** TASK DETAILS **
Could the records below be restated word for word, without a single picture?

═════ GIVEN DATA ═════

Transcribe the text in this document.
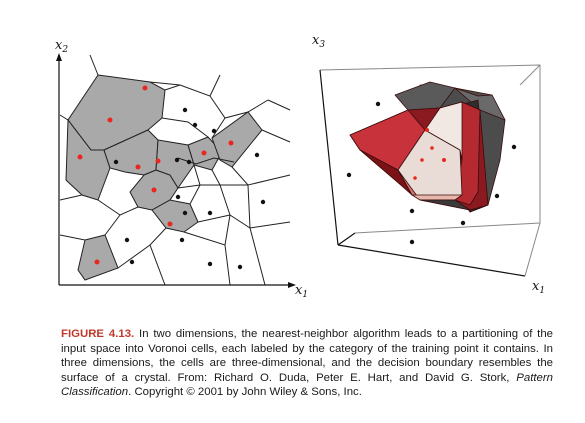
$x_2$
$x_1$
$x_3$
$x_1$
FIGURE 4.13. In two dimensions, the nearest-neighbor algorithm leads to a partitioning of the input space into Voronoi cells, each labeled by the category of the training point it contains. In three dimensions, the cells are three-dimensional, and the decision boundary resembles the surface of a crystal. From: Richard O. Duda, Peter E. Hart, and David G. Stork, Pattern Classification. Copyright © 2001 by John Wiley & Sons, Inc.
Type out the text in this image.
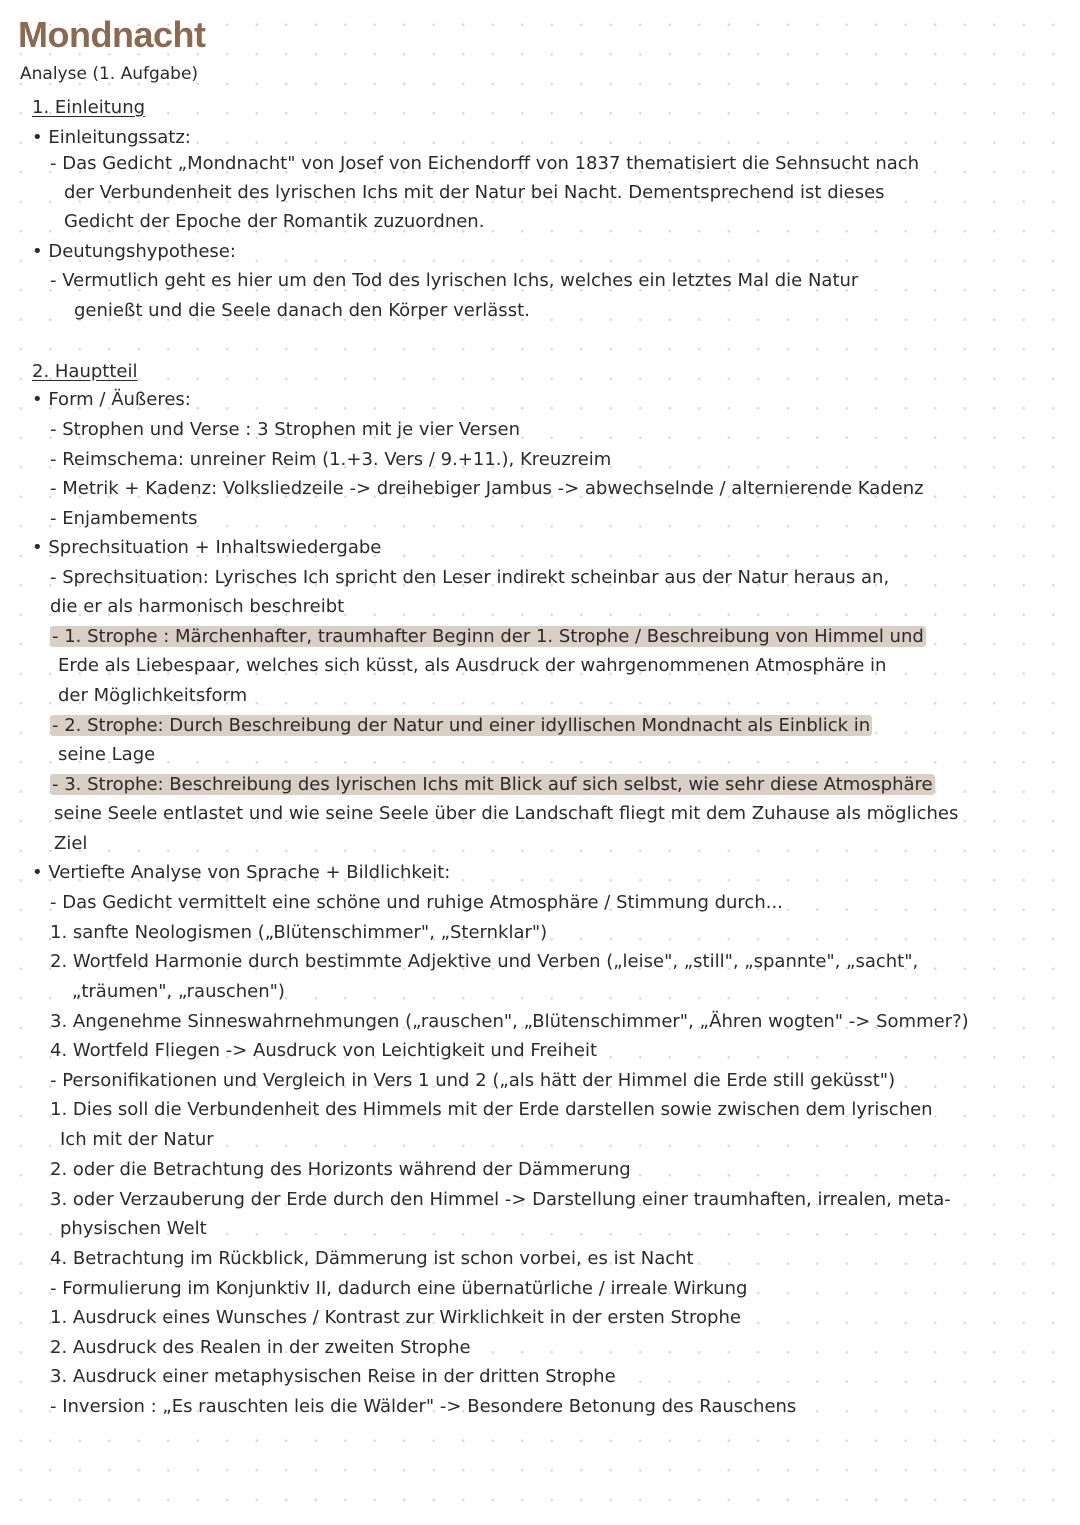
Mondnacht
Analyse (1. Aufgabe)
1. Einleitung
• Einleitungssatz:
- Das Gedicht „Mondnacht" von Josef von Eichendorff von 1837 thematisiert die Sehnsucht nach
der Verbundenheit des lyrischen Ichs mit der Natur bei Nacht. Dementsprechend ist dieses
Gedicht der Epoche der Romantik zuzuordnen.
• Deutungshypothese:
- Vermutlich geht es hier um den Tod des lyrischen Ichs, welches ein letztes Mal die Natur
genießt und die Seele danach den Körper verlässt.
2. Hauptteil
• Form / Äußeres:
- Strophen und Verse : 3 Strophen mit je vier Versen
- Reimschema: unreiner Reim (1.+3. Vers / 9.+11.), Kreuzreim
- Metrik + Kadenz: Volksliedzeile -> dreihebiger Jambus -> abwechselnde / alternierende Kadenz
- Enjambements
• Sprechsituation + Inhaltswiedergabe
- Sprechsituation: Lyrisches Ich spricht den Leser indirekt scheinbar aus der Natur heraus an,
die er als harmonisch beschreibt
- 1. Strophe : Märchenhafter, traumhafter Beginn der 1. Strophe / Beschreibung von Himmel und
Erde als Liebespaar, welches sich küsst, als Ausdruck der wahrgenommenen Atmosphäre in
der Möglichkeitsform
- 2. Strophe: Durch Beschreibung der Natur und einer idyllischen Mondnacht als Einblick in
seine Lage
- 3. Strophe: Beschreibung des lyrischen Ichs mit Blick auf sich selbst, wie sehr diese Atmosphäre
seine Seele entlastet und wie seine Seele über die Landschaft fliegt mit dem Zuhause als mögliches
Ziel
• Vertiefte Analyse von Sprache + Bildlichkeit:
- Das Gedicht vermittelt eine schöne und ruhige Atmosphäre / Stimmung durch...
1. sanfte Neologismen („Blütenschimmer", „Sternklar")
2. Wortfeld Harmonie durch bestimmte Adjektive und Verben („leise", „still", „spannte", „sacht",
„träumen", „rauschen")
3. Angenehme Sinneswahrnehmungen („rauschen", „Blütenschimmer", „Ähren wogten" -> Sommer?)
4. Wortfeld Fliegen -> Ausdruck von Leichtigkeit und Freiheit
- Personifikationen und Vergleich in Vers 1 und 2 („als hätt der Himmel die Erde still geküsst")
1. Dies soll die Verbundenheit des Himmels mit der Erde darstellen sowie zwischen dem lyrischen
Ich mit der Natur
2. oder die Betrachtung des Horizonts während der Dämmerung
3. oder Verzauberung der Erde durch den Himmel -> Darstellung einer traumhaften, irrealen, meta-
physischen Welt
4. Betrachtung im Rückblick, Dämmerung ist schon vorbei, es ist Nacht
- Formulierung im Konjunktiv II, dadurch eine übernatürliche / irreale Wirkung
1. Ausdruck eines Wunsches / Kontrast zur Wirklichkeit in der ersten Strophe
2. Ausdruck des Realen in der zweiten Strophe
3. Ausdruck einer metaphysischen Reise in der dritten Strophe
- Inversion : „Es rauschten leis die Wälder" -> Besondere Betonung des Rauschens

═════

** OUTPUT FOR THIS EXERCISE **
Transcribe the text in this document.
$x_2$
$x_1$
$x_3$
$x_1$
FIGURE 4.13. In two dimensions, the nearest-neighbor algorithm leads to a partitioning of the input space into Voronoi cells, each labeled by the category of the training point it contains. In three dimensions, the cells are three-dimensional, and the decision boundary resembles the surface of a crystal. From: Richard O. Duda, Peter E. Hart, and David G. Stork, Pattern Classification. Copyright © 2001 by John Wiley & Sons, Inc.
Type out the text in this image.
Mondnacht
Analyse (1. Aufgabe)
1. Einleitung
• Einleitungssatz:
- Das Gedicht „Mondnacht" von Josef von Eichendorff von 1837 thematisiert die Sehnsucht nach
der Verbundenheit des lyrischen Ichs mit der Natur bei Nacht. Dementsprechend ist dieses
Gedicht der Epoche der Romantik zuzuordnen.
• Deutungshypothese:
- Vermutlich geht es hier um den Tod des lyrischen Ichs, welches ein letztes Mal die Natur
genießt und die Seele danach den Körper verlässt.
2. Hauptteil
• Form / Äußeres:
- Strophen und Verse : 3 Strophen mit je vier Versen
- Reimschema: unreiner Reim (1.+3. Vers / 9.+11.), Kreuzreim
- Metrik + Kadenz: Volksliedzeile -> dreihebiger Jambus -> abwechselnde / alternierende Kadenz
- Enjambements
• Sprechsituation + Inhaltswiedergabe
- Sprechsituation: Lyrisches Ich spricht den Leser indirekt scheinbar aus der Natur heraus an,
die er als harmonisch beschreibt
- 1. Strophe : Märchenhafter, traumhafter Beginn der 1. Strophe / Beschreibung von Himmel und
Erde als Liebespaar, welches sich küsst, als Ausdruck der wahrgenommenen Atmosphäre in
der Möglichkeitsform
- 2. Strophe: Durch Beschreibung der Natur und einer idyllischen Mondnacht als Einblick in
seine Lage
- 3. Strophe: Beschreibung des lyrischen Ichs mit Blick auf sich selbst, wie sehr diese Atmosphäre
seine Seele entlastet und wie seine Seele über die Landschaft fliegt mit dem Zuhause als mögliches
Ziel
• Vertiefte Analyse von Sprache + Bildlichkeit:
- Das Gedicht vermittelt eine schöne und ruhige Atmosphäre / Stimmung durch...
1. sanfte Neologismen („Blütenschimmer", „Sternklar")
2. Wortfeld Harmonie durch bestimmte Adjektive und Verben („leise", „still", „spannte", „sacht",
„träumen", „rauschen")
3. Angenehme Sinneswahrnehmungen („rauschen", „Blütenschimmer", „Ähren wogten" -> Sommer?)
4. Wortfeld Fliegen -> Ausdruck von Leichtigkeit und Freiheit
- Personifikationen und Vergleich in Vers 1 und 2 („als hätt der Himmel die Erde still geküsst")
1. Dies soll die Verbundenheit des Himmels mit der Erde darstellen sowie zwischen dem lyrischen
Ich mit der Natur
2. oder die Betrachtung des Horizonts während der Dämmerung
3. oder Verzauberung der Erde durch den Himmel -> Darstellung einer traumhaften, irrealen, meta-
physischen Welt
4. Betrachtung im Rückblick, Dämmerung ist schon vorbei, es ist Nacht
- Formulierung im Konjunktiv II, dadurch eine übernatürliche / irreale Wirkung
1. Ausdruck eines Wunsches / Kontrast zur Wirklichkeit in der ersten Strophe
2. Ausdruck des Realen in der zweiten Strophe
3. Ausdruck einer metaphysischen Reise in der dritten Strophe
- Inversion : „Es rauschten leis die Wälder" -> Besondere Betonung des Rauschens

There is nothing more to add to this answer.